**Objective:** Output every line exactly as written. Leave out pictures.

**Records supplied:**
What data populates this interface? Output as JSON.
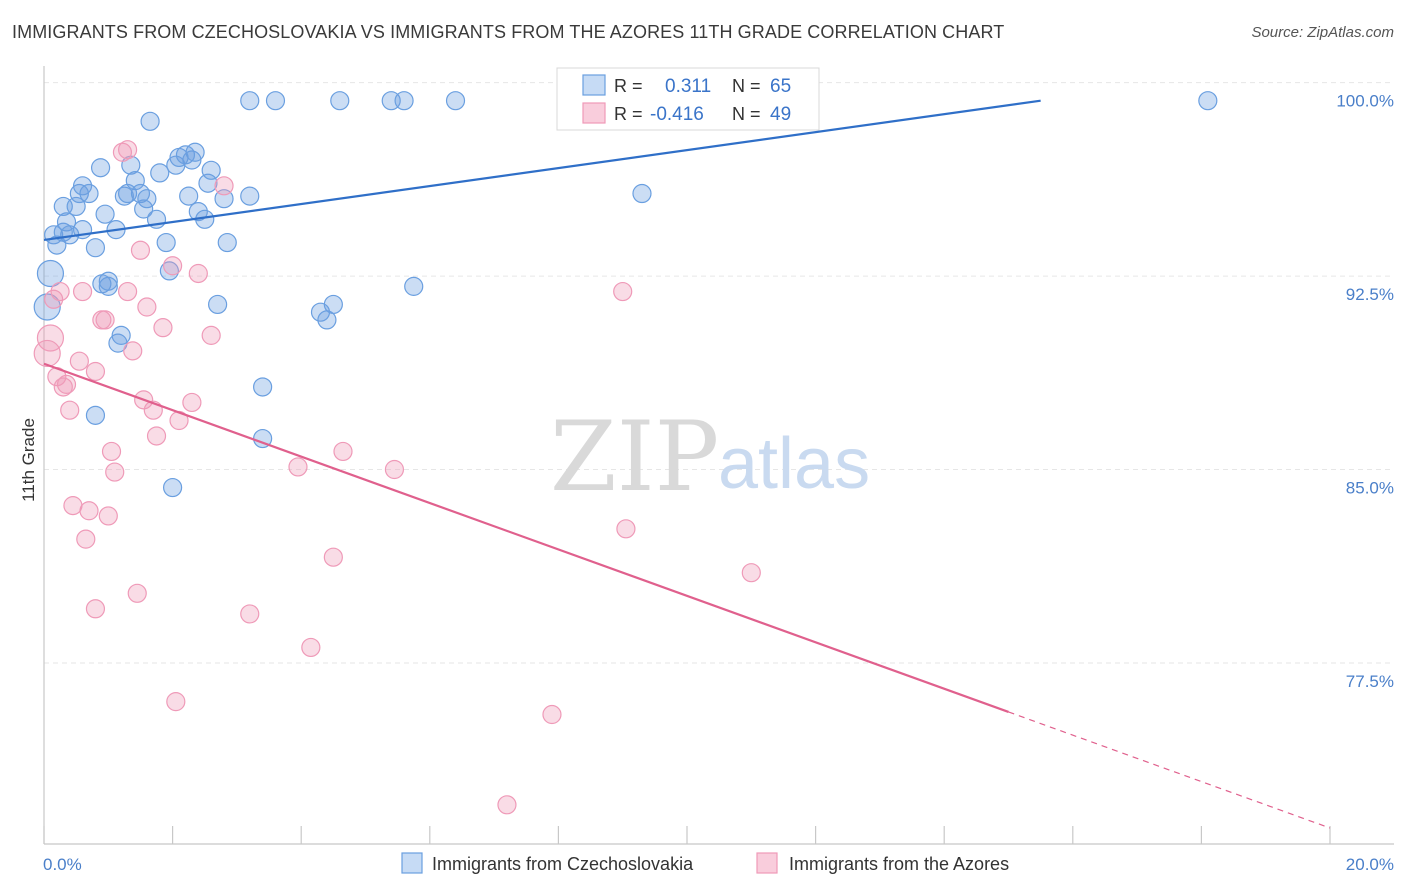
{
  "header": {
    "title": "IMMIGRANTS FROM CZECHOSLOVAKIA VS IMMIGRANTS FROM THE AZORES 11TH GRADE CORRELATION CHART",
    "source": "Source: ZipAtlas.com"
  },
  "watermark": {
    "zip": "ZIP",
    "atlas": "atlas"
  },
  "legend_box": {
    "rows": [
      {
        "r_label": "R =",
        "r_value": "0.311",
        "n_label": "N =",
        "n_value": "65"
      },
      {
        "r_label": "R =",
        "r_value": "-0.416",
        "n_label": "N =",
        "n_value": "49"
      }
    ]
  },
  "bottom_legend": {
    "items": [
      "Immigrants from Czechoslovakia",
      "Immigrants from the Azores"
    ]
  },
  "chart_data": {
    "type": "scatter",
    "title": "IMMIGRANTS FROM CZECHOSLOVAKIA VS IMMIGRANTS FROM THE AZORES 11TH GRADE CORRELATION CHART",
    "xlabel": "",
    "ylabel": "11th Grade",
    "xlim": [
      0,
      20
    ],
    "ylim": [
      71.8,
      101.5
    ],
    "x_tick_labels": [
      "0.0%",
      "20.0%"
    ],
    "y_tick_labels": [
      "100.0%",
      "92.5%",
      "85.0%",
      "77.5%"
    ],
    "y_ticks": [
      100.0,
      92.5,
      85.0,
      77.5
    ],
    "grid": true,
    "colors": {
      "blue": "#6a9fe0",
      "pink": "#ef9ab8",
      "blue_line": "#2f6fc8",
      "pink_line": "#e0608d"
    },
    "series": [
      {
        "name": "Immigrants from Czechoslovakia",
        "color": "#6a9fe0",
        "r": 0.311,
        "n": 65,
        "trend": {
          "x0": 0,
          "y0": 94.6,
          "x1": 15.5,
          "y1": 100.0
        },
        "points": [
          [
            0.05,
            92.0
          ],
          [
            0.1,
            93.3
          ],
          [
            0.15,
            94.8
          ],
          [
            0.2,
            94.4
          ],
          [
            0.3,
            94.9
          ],
          [
            0.3,
            95.9
          ],
          [
            0.35,
            95.3
          ],
          [
            0.4,
            94.8
          ],
          [
            0.5,
            95.9
          ],
          [
            0.55,
            96.4
          ],
          [
            0.6,
            96.7
          ],
          [
            0.7,
            96.4
          ],
          [
            0.8,
            94.3
          ],
          [
            0.88,
            97.4
          ],
          [
            0.9,
            92.9
          ],
          [
            0.95,
            95.6
          ],
          [
            1.0,
            92.8
          ],
          [
            1.12,
            95.0
          ],
          [
            1.15,
            90.6
          ],
          [
            1.2,
            90.9
          ],
          [
            1.25,
            96.3
          ],
          [
            1.3,
            96.4
          ],
          [
            1.35,
            97.5
          ],
          [
            1.42,
            96.9
          ],
          [
            1.5,
            96.4
          ],
          [
            1.55,
            95.8
          ],
          [
            1.6,
            96.2
          ],
          [
            1.65,
            99.2
          ],
          [
            1.75,
            95.4
          ],
          [
            1.8,
            97.2
          ],
          [
            1.9,
            94.5
          ],
          [
            1.95,
            93.4
          ],
          [
            2.05,
            97.5
          ],
          [
            2.1,
            97.8
          ],
          [
            2.2,
            97.9
          ],
          [
            2.25,
            96.3
          ],
          [
            2.3,
            97.7
          ],
          [
            2.35,
            98.0
          ],
          [
            2.4,
            95.7
          ],
          [
            2.5,
            95.4
          ],
          [
            2.55,
            96.8
          ],
          [
            2.6,
            97.3
          ],
          [
            2.7,
            92.1
          ],
          [
            2.8,
            96.2
          ],
          [
            2.85,
            94.5
          ],
          [
            3.2,
            100.0
          ],
          [
            3.2,
            96.3
          ],
          [
            3.4,
            88.9
          ],
          [
            3.6,
            100.0
          ],
          [
            4.3,
            91.8
          ],
          [
            4.4,
            91.5
          ],
          [
            4.5,
            92.1
          ],
          [
            4.6,
            100.0
          ],
          [
            5.4,
            100.0
          ],
          [
            5.6,
            100.0
          ],
          [
            5.75,
            92.8
          ],
          [
            6.4,
            100.0
          ],
          [
            8.2,
            100.0
          ],
          [
            9.3,
            96.4
          ],
          [
            18.1,
            100.0
          ],
          [
            0.8,
            87.8
          ],
          [
            2.0,
            85.0
          ],
          [
            3.4,
            86.9
          ],
          [
            1.0,
            93.0
          ],
          [
            0.6,
            95.0
          ]
        ]
      },
      {
        "name": "Immigrants from the Azores",
        "color": "#ef9ab8",
        "r": -0.416,
        "n": 49,
        "trend": {
          "x0": 0,
          "y0": 89.8,
          "x1": 15.0,
          "y1": 76.3,
          "dash_x1": 20.0,
          "dash_y1": 71.8
        },
        "points": [
          [
            0.05,
            90.2
          ],
          [
            0.1,
            90.8
          ],
          [
            0.15,
            92.3
          ],
          [
            0.2,
            89.3
          ],
          [
            0.25,
            92.6
          ],
          [
            0.3,
            88.9
          ],
          [
            0.35,
            89.0
          ],
          [
            0.4,
            88.0
          ],
          [
            0.45,
            84.3
          ],
          [
            0.55,
            89.9
          ],
          [
            0.6,
            92.6
          ],
          [
            0.65,
            83.0
          ],
          [
            0.7,
            84.1
          ],
          [
            0.8,
            80.3
          ],
          [
            0.8,
            89.5
          ],
          [
            0.9,
            91.5
          ],
          [
            0.95,
            91.5
          ],
          [
            1.0,
            83.9
          ],
          [
            1.05,
            86.4
          ],
          [
            1.1,
            85.6
          ],
          [
            1.22,
            98.0
          ],
          [
            1.3,
            98.1
          ],
          [
            1.3,
            92.6
          ],
          [
            1.38,
            90.3
          ],
          [
            1.45,
            80.9
          ],
          [
            1.5,
            94.2
          ],
          [
            1.55,
            88.4
          ],
          [
            1.6,
            92.0
          ],
          [
            1.7,
            88.0
          ],
          [
            1.75,
            87.0
          ],
          [
            1.85,
            91.2
          ],
          [
            2.0,
            93.6
          ],
          [
            2.05,
            76.7
          ],
          [
            2.1,
            87.6
          ],
          [
            2.3,
            88.3
          ],
          [
            2.4,
            93.3
          ],
          [
            2.6,
            90.9
          ],
          [
            2.8,
            96.7
          ],
          [
            3.2,
            80.1
          ],
          [
            3.95,
            85.8
          ],
          [
            4.15,
            78.8
          ],
          [
            4.5,
            82.3
          ],
          [
            4.65,
            86.4
          ],
          [
            5.45,
            85.7
          ],
          [
            7.2,
            72.7
          ],
          [
            7.9,
            76.2
          ],
          [
            9.0,
            92.6
          ],
          [
            9.05,
            83.4
          ],
          [
            11.0,
            81.7
          ]
        ]
      }
    ]
  }
}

**Answer in full:**
What data populates this interface? Output as JSON.
{
  "header": {
    "title": "IMMIGRANTS FROM CZECHOSLOVAKIA VS IMMIGRANTS FROM THE AZORES 11TH GRADE CORRELATION CHART",
    "source": "Source: ZipAtlas.com"
  },
  "watermark": {
    "zip": "ZIP",
    "atlas": "atlas"
  },
  "legend_box": {
    "rows": [
      {
        "r_label": "R =",
        "r_value": "0.311",
        "n_label": "N =",
        "n_value": "65"
      },
      {
        "r_label": "R =",
        "r_value": "-0.416",
        "n_label": "N =",
        "n_value": "49"
      }
    ]
  },
  "bottom_legend": {
    "items": [
      "Immigrants from Czechoslovakia",
      "Immigrants from the Azores"
    ]
  },
  "chart_data": {
    "type": "scatter",
    "title": "IMMIGRANTS FROM CZECHOSLOVAKIA VS IMMIGRANTS FROM THE AZORES 11TH GRADE CORRELATION CHART",
    "xlabel": "",
    "ylabel": "11th Grade",
    "xlim": [
      0,
      20
    ],
    "ylim": [
      71.8,
      101.5
    ],
    "x_tick_labels": [
      "0.0%",
      "20.0%"
    ],
    "y_tick_labels": [
      "100.0%",
      "92.5%",
      "85.0%",
      "77.5%"
    ],
    "y_ticks": [
      100.0,
      92.5,
      85.0,
      77.5
    ],
    "grid": true,
    "colors": {
      "blue": "#6a9fe0",
      "pink": "#ef9ab8",
      "blue_line": "#2f6fc8",
      "pink_line": "#e0608d"
    },
    "series": [
      {
        "name": "Immigrants from Czechoslovakia",
        "color": "#6a9fe0",
        "r": 0.311,
        "n": 65,
        "trend": {
          "x0": 0,
          "y0": 94.6,
          "x1": 15.5,
          "y1": 100.0
        },
        "points": [
          [
            0.05,
            92.0
          ],
          [
            0.1,
            93.3
          ],
          [
            0.15,
            94.8
          ],
          [
            0.2,
            94.4
          ],
          [
            0.3,
            94.9
          ],
          [
            0.3,
            95.9
          ],
          [
            0.35,
            95.3
          ],
          [
            0.4,
            94.8
          ],
          [
            0.5,
            95.9
          ],
          [
            0.55,
            96.4
          ],
          [
            0.6,
            96.7
          ],
          [
            0.7,
            96.4
          ],
          [
            0.8,
            94.3
          ],
          [
            0.88,
            97.4
          ],
          [
            0.9,
            92.9
          ],
          [
            0.95,
            95.6
          ],
          [
            1.0,
            92.8
          ],
          [
            1.12,
            95.0
          ],
          [
            1.15,
            90.6
          ],
          [
            1.2,
            90.9
          ],
          [
            1.25,
            96.3
          ],
          [
            1.3,
            96.4
          ],
          [
            1.35,
            97.5
          ],
          [
            1.42,
            96.9
          ],
          [
            1.5,
            96.4
          ],
          [
            1.55,
            95.8
          ],
          [
            1.6,
            96.2
          ],
          [
            1.65,
            99.2
          ],
          [
            1.75,
            95.4
          ],
          [
            1.8,
            97.2
          ],
          [
            1.9,
            94.5
          ],
          [
            1.95,
            93.4
          ],
          [
            2.05,
            97.5
          ],
          [
            2.1,
            97.8
          ],
          [
            2.2,
            97.9
          ],
          [
            2.25,
            96.3
          ],
          [
            2.3,
            97.7
          ],
          [
            2.35,
            98.0
          ],
          [
            2.4,
            95.7
          ],
          [
            2.5,
            95.4
          ],
          [
            2.55,
            96.8
          ],
          [
            2.6,
            97.3
          ],
          [
            2.7,
            92.1
          ],
          [
            2.8,
            96.2
          ],
          [
            2.85,
            94.5
          ],
          [
            3.2,
            100.0
          ],
          [
            3.2,
            96.3
          ],
          [
            3.4,
            88.9
          ],
          [
            3.6,
            100.0
          ],
          [
            4.3,
            91.8
          ],
          [
            4.4,
            91.5
          ],
          [
            4.5,
            92.1
          ],
          [
            4.6,
            100.0
          ],
          [
            5.4,
            100.0
          ],
          [
            5.6,
            100.0
          ],
          [
            5.75,
            92.8
          ],
          [
            6.4,
            100.0
          ],
          [
            8.2,
            100.0
          ],
          [
            9.3,
            96.4
          ],
          [
            18.1,
            100.0
          ],
          [
            0.8,
            87.8
          ],
          [
            2.0,
            85.0
          ],
          [
            3.4,
            86.9
          ],
          [
            1.0,
            93.0
          ],
          [
            0.6,
            95.0
          ]
        ]
      },
      {
        "name": "Immigrants from the Azores",
        "color": "#ef9ab8",
        "r": -0.416,
        "n": 49,
        "trend": {
          "x0": 0,
          "y0": 89.8,
          "x1": 15.0,
          "y1": 76.3,
          "dash_x1": 20.0,
          "dash_y1": 71.8
        },
        "points": [
          [
            0.05,
            90.2
          ],
          [
            0.1,
            90.8
          ],
          [
            0.15,
            92.3
          ],
          [
            0.2,
            89.3
          ],
          [
            0.25,
            92.6
          ],
          [
            0.3,
            88.9
          ],
          [
            0.35,
            89.0
          ],
          [
            0.4,
            88.0
          ],
          [
            0.45,
            84.3
          ],
          [
            0.55,
            89.9
          ],
          [
            0.6,
            92.6
          ],
          [
            0.65,
            83.0
          ],
          [
            0.7,
            84.1
          ],
          [
            0.8,
            80.3
          ],
          [
            0.8,
            89.5
          ],
          [
            0.9,
            91.5
          ],
          [
            0.95,
            91.5
          ],
          [
            1.0,
            83.9
          ],
          [
            1.05,
            86.4
          ],
          [
            1.1,
            85.6
          ],
          [
            1.22,
            98.0
          ],
          [
            1.3,
            98.1
          ],
          [
            1.3,
            92.6
          ],
          [
            1.38,
            90.3
          ],
          [
            1.45,
            80.9
          ],
          [
            1.5,
            94.2
          ],
          [
            1.55,
            88.4
          ],
          [
            1.6,
            92.0
          ],
          [
            1.7,
            88.0
          ],
          [
            1.75,
            87.0
          ],
          [
            1.85,
            91.2
          ],
          [
            2.0,
            93.6
          ],
          [
            2.05,
            76.7
          ],
          [
            2.1,
            87.6
          ],
          [
            2.3,
            88.3
          ],
          [
            2.4,
            93.3
          ],
          [
            2.6,
            90.9
          ],
          [
            2.8,
            96.7
          ],
          [
            3.2,
            80.1
          ],
          [
            3.95,
            85.8
          ],
          [
            4.15,
            78.8
          ],
          [
            4.5,
            82.3
          ],
          [
            4.65,
            86.4
          ],
          [
            5.45,
            85.7
          ],
          [
            7.2,
            72.7
          ],
          [
            7.9,
            76.2
          ],
          [
            9.0,
            92.6
          ],
          [
            9.05,
            83.4
          ],
          [
            11.0,
            81.7
          ]
        ]
      }
    ]
  }
}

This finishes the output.